#### Exercise aim
Print the data below line for line, without any changes, and leave out the pictures.

# Start of Data excerpts

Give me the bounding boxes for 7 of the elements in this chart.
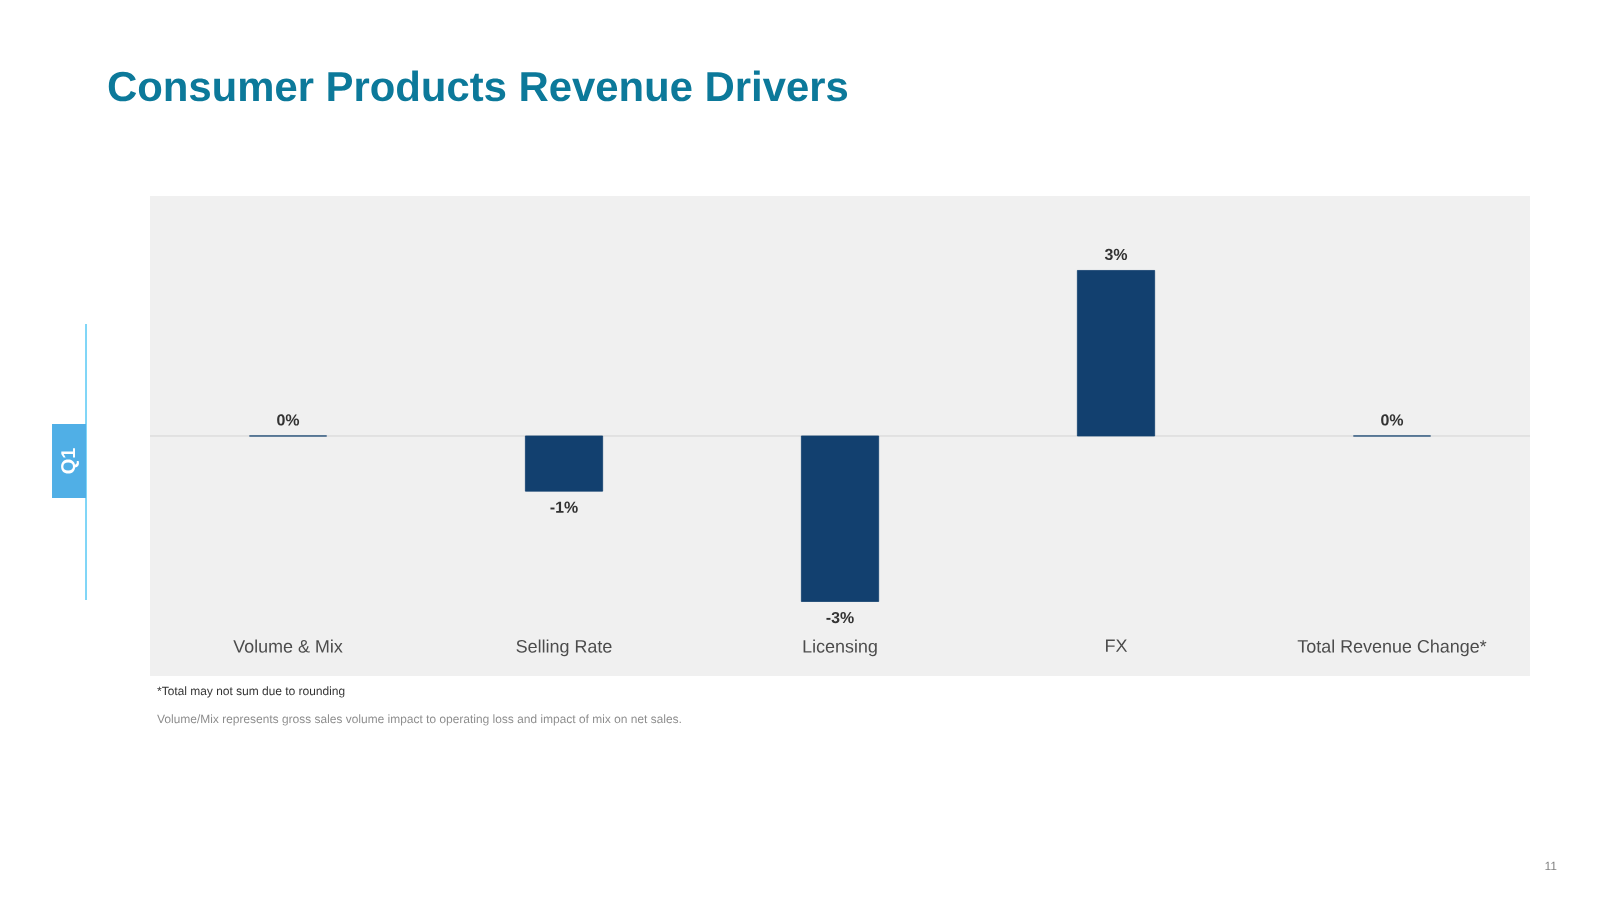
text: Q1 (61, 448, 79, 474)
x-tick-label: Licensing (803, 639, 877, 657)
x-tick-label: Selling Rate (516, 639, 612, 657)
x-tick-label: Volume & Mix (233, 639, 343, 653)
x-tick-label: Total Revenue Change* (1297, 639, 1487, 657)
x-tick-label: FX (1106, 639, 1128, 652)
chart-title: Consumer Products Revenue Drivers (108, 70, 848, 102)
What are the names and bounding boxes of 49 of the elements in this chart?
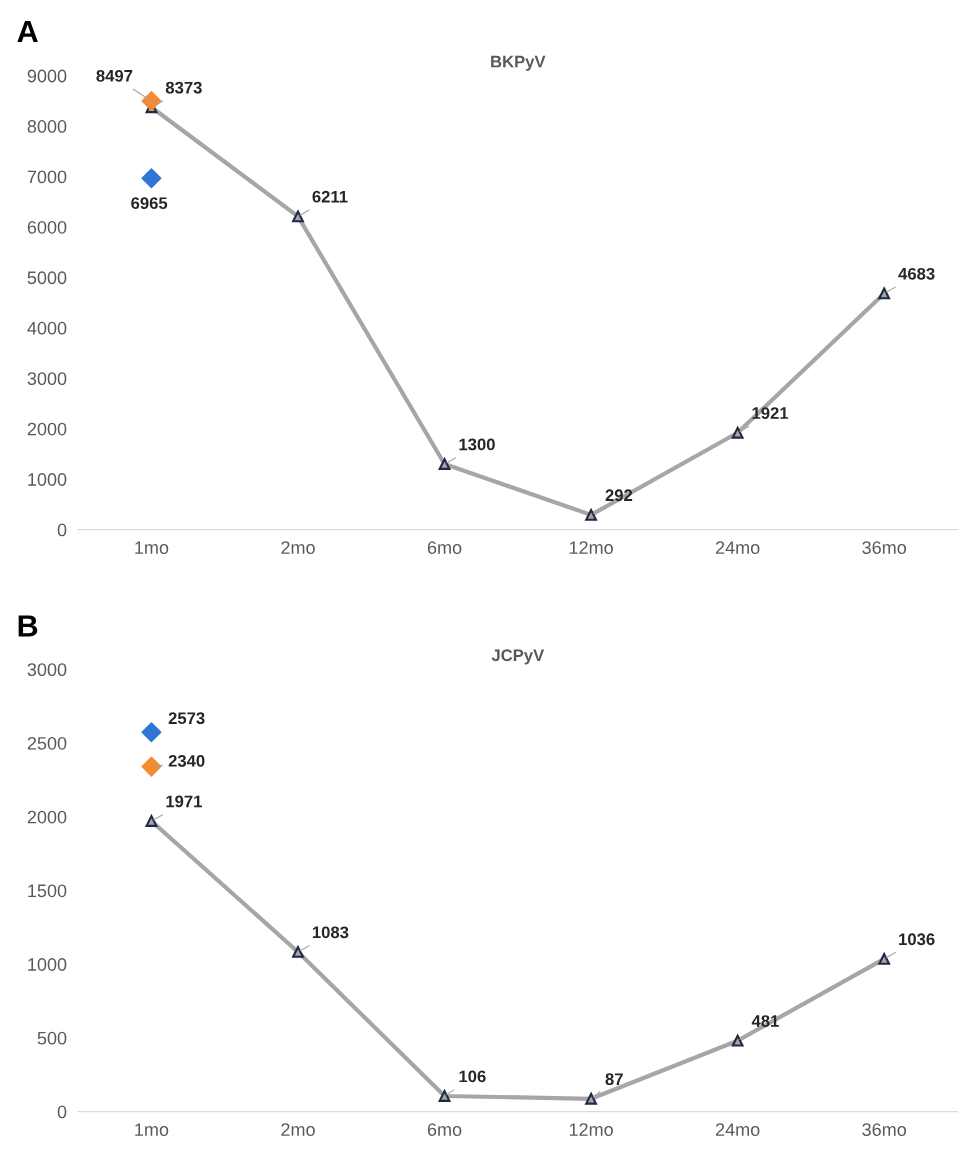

# End of Data excerpts

#### Response
Give me the bounding boxes for 7 of the elements in this chart.
text: Q1 (61, 448, 79, 474)
x-tick-label: Licensing (803, 639, 877, 657)
x-tick-label: Selling Rate (516, 639, 612, 657)
x-tick-label: Volume & Mix (233, 639, 343, 653)
x-tick-label: Total Revenue Change* (1297, 639, 1487, 657)
x-tick-label: FX (1106, 639, 1128, 652)
chart-title: Consumer Products Revenue Drivers (108, 70, 848, 102)
What are the names and bounding boxes of 49 of the elements in this chart?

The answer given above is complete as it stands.